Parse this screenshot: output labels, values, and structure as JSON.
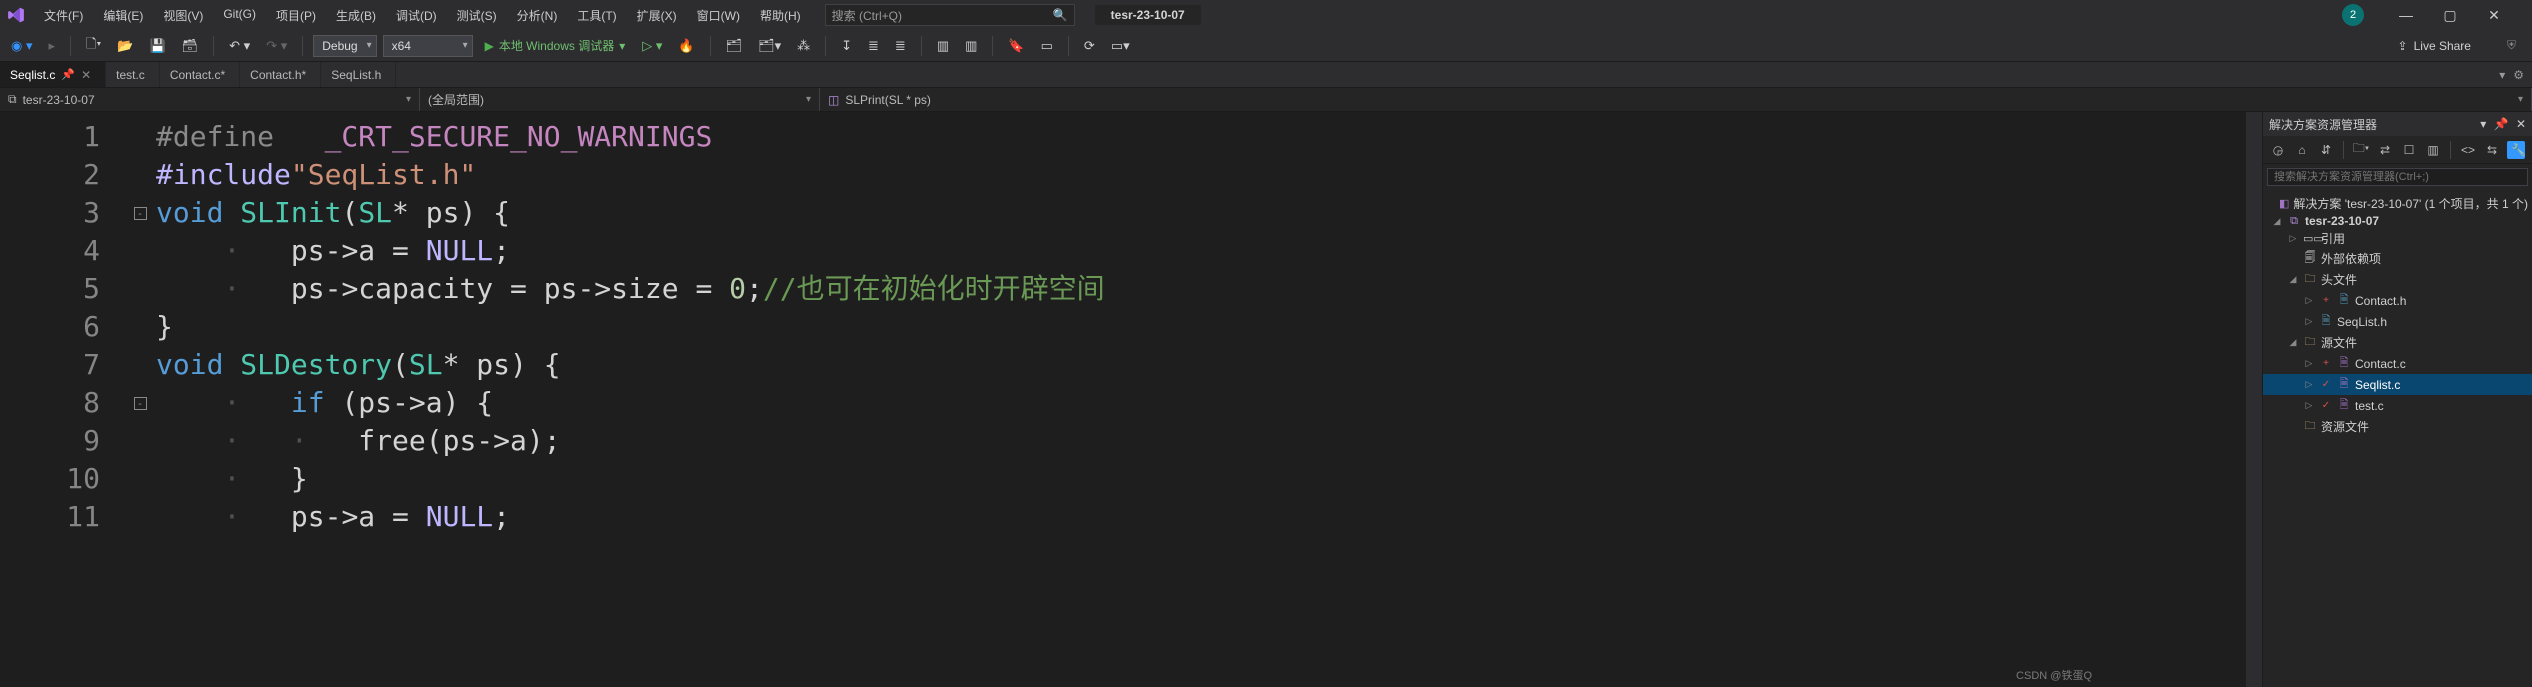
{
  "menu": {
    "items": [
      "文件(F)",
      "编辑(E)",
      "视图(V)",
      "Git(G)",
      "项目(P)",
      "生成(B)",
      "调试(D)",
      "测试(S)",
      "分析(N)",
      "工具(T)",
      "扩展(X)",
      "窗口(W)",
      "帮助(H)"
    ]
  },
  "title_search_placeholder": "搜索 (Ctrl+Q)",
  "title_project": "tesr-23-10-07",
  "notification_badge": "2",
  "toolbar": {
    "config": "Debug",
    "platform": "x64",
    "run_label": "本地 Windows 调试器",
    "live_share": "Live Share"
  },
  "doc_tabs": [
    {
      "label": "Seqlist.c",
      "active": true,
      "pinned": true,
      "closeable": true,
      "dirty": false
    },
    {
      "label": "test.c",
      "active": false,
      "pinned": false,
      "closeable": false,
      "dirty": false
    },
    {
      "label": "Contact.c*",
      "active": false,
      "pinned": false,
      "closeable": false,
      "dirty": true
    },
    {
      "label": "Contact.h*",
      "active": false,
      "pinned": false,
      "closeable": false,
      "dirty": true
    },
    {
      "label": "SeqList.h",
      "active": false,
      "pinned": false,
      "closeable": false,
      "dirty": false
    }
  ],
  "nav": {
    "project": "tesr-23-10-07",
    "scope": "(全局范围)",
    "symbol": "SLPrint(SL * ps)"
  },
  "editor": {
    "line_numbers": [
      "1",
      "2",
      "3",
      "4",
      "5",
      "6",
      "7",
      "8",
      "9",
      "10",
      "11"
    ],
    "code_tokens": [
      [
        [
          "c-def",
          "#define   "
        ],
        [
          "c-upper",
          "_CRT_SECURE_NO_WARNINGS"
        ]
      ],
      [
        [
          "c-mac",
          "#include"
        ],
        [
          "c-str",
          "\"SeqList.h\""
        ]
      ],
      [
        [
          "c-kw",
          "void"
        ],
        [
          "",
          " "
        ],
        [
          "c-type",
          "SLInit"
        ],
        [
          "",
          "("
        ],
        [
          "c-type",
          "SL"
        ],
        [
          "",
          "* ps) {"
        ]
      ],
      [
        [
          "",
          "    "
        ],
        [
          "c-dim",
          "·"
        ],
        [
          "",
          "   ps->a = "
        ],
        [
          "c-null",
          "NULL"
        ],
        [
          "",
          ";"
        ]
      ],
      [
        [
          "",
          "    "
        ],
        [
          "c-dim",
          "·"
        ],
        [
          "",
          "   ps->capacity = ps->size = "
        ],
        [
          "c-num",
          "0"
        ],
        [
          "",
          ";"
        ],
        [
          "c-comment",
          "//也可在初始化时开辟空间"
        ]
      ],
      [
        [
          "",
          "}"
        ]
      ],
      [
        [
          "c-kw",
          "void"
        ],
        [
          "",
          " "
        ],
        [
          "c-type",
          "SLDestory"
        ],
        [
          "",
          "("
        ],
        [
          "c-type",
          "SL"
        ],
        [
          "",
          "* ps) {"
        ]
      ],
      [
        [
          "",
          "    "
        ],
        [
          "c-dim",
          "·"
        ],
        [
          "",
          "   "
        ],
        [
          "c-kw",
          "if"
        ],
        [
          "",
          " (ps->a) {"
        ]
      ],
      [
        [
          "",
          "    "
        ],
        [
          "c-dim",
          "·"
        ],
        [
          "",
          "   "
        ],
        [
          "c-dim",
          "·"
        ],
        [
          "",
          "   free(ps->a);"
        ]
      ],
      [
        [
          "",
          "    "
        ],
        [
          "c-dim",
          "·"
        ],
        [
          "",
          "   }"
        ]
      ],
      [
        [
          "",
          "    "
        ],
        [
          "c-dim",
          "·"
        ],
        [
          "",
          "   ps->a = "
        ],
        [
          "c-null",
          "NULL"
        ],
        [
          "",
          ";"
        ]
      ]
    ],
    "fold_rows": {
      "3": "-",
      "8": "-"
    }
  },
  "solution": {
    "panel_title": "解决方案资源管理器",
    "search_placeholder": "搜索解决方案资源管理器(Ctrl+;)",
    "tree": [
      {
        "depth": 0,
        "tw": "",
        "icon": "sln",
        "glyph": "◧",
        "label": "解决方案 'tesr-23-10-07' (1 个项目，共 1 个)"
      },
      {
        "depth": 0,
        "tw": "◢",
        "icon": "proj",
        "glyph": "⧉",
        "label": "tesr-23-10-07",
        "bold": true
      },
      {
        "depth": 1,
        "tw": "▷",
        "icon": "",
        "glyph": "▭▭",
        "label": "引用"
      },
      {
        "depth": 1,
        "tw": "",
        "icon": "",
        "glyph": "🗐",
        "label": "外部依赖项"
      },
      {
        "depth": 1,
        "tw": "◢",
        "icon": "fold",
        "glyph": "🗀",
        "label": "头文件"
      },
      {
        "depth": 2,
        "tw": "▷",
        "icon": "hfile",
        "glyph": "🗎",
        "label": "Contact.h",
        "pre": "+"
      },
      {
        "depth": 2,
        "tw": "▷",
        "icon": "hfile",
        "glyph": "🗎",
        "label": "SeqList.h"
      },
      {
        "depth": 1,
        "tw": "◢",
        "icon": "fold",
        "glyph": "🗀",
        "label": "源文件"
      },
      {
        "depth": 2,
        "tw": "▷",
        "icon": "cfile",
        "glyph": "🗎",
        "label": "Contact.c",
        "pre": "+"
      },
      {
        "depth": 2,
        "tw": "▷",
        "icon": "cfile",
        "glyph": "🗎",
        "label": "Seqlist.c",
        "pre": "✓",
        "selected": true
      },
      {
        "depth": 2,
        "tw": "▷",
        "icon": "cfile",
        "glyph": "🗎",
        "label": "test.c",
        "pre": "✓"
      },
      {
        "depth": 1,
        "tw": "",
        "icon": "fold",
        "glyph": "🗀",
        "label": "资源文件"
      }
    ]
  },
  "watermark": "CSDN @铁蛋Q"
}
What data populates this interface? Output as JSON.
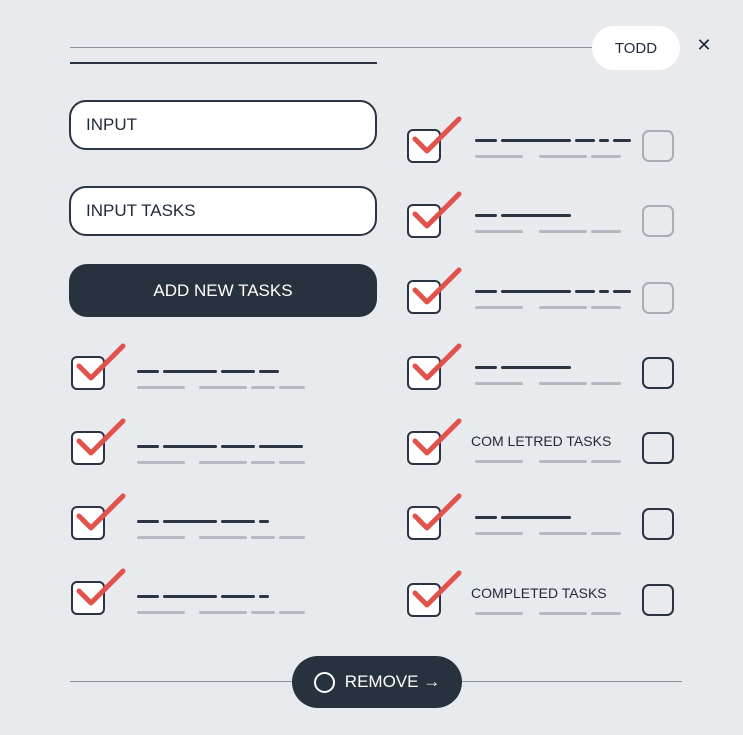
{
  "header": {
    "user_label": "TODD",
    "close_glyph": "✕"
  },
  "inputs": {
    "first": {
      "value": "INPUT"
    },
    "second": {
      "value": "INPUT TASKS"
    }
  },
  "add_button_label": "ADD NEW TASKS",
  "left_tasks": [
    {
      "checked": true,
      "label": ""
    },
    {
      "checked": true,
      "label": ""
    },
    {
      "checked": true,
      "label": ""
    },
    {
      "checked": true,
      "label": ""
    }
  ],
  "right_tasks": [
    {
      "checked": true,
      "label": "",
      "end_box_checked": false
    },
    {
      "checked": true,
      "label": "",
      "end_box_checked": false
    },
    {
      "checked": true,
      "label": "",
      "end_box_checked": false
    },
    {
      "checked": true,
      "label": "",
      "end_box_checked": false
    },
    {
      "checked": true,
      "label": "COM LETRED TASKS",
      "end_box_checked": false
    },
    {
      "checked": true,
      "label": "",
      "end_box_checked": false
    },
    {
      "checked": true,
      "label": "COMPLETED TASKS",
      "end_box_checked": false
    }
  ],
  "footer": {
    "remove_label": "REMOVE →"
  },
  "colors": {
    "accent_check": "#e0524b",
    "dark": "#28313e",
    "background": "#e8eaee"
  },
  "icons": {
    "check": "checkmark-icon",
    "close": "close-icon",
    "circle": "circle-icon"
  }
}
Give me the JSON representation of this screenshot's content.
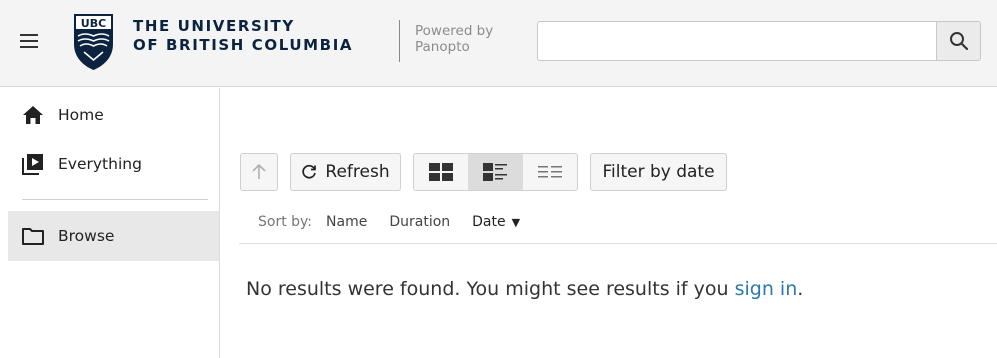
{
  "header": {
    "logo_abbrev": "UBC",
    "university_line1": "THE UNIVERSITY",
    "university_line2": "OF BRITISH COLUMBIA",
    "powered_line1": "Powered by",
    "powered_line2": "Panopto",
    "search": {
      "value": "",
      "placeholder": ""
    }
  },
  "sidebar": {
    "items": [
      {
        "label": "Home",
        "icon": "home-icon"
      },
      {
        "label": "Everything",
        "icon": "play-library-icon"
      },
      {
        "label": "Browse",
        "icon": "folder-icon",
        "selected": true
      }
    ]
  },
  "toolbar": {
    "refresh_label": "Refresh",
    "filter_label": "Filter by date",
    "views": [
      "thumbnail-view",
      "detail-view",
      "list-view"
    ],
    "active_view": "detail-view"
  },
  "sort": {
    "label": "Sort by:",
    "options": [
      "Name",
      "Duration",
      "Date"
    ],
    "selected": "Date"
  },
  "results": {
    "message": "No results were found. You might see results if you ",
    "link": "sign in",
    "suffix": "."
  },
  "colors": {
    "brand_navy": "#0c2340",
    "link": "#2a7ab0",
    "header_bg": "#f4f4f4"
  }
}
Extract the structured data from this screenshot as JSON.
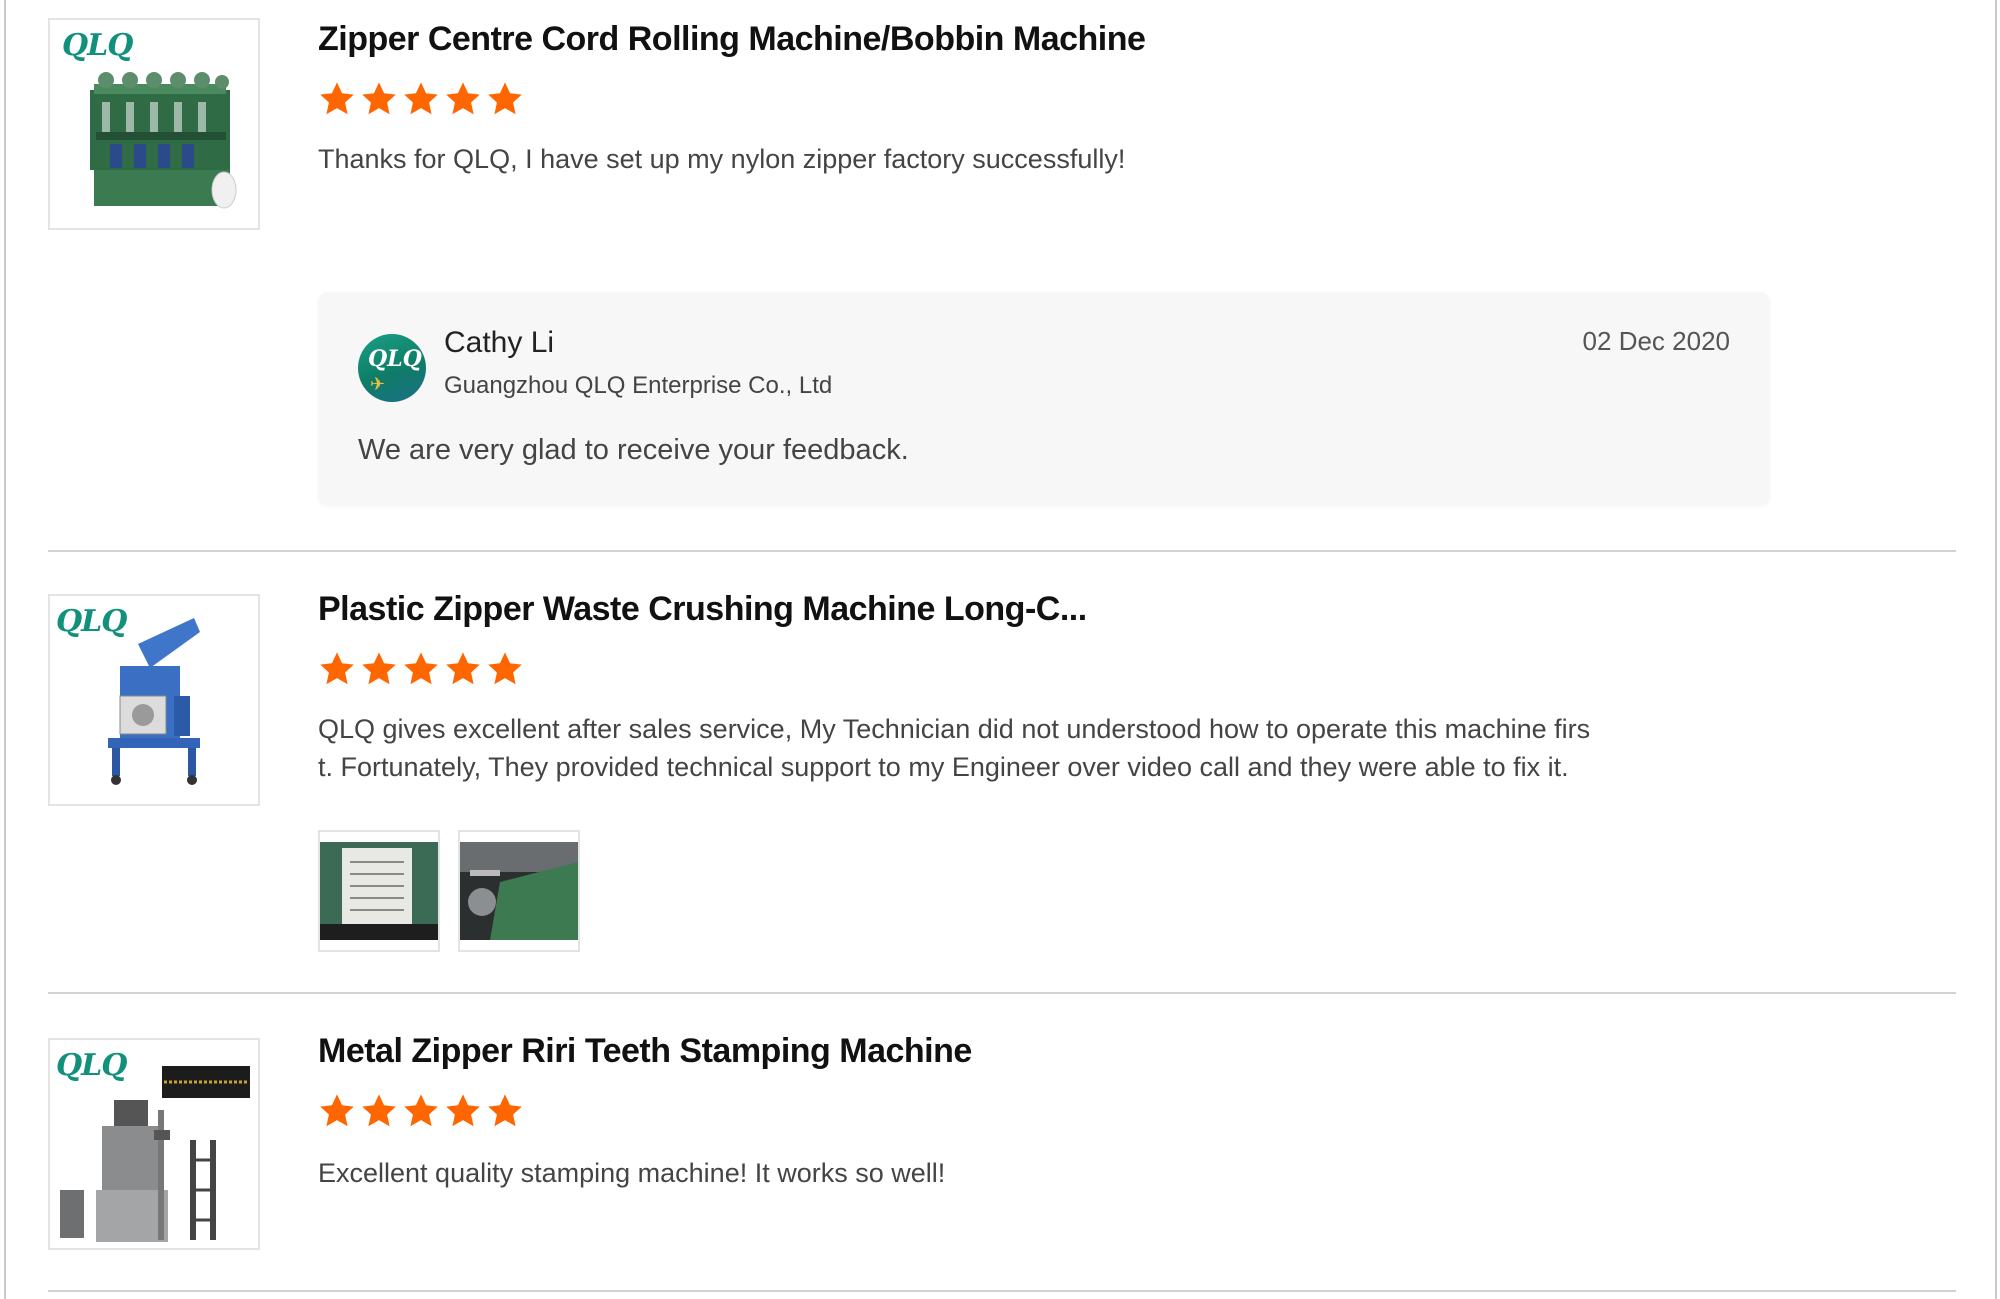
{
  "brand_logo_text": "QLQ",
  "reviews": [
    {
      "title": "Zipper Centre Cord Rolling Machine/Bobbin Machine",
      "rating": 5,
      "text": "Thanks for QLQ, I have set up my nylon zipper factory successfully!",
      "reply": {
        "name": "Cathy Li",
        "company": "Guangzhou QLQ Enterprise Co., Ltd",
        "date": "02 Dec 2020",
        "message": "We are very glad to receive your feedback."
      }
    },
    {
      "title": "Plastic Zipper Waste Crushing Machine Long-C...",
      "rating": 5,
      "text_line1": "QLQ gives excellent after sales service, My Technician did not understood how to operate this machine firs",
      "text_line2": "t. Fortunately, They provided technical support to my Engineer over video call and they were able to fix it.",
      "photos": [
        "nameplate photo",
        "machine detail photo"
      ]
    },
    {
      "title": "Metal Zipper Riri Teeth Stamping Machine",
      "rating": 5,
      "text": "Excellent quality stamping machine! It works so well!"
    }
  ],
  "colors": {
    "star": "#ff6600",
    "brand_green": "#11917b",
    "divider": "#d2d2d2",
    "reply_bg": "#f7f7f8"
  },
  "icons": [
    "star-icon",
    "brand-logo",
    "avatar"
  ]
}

*Given instruction*. Reproduce each line from the records that contains the word "this".

*Complete output*.
Parse this screenshot: output labels, values, and structure as JSON.
What data populates this interface? Output as JSON.
Give me the JSON representation of this screenshot's content.
Extract the structured data from this screenshot as JSON.
      "text_line1": "QLQ gives excellent after sales service, My Technician did not understood how to operate this machine firs",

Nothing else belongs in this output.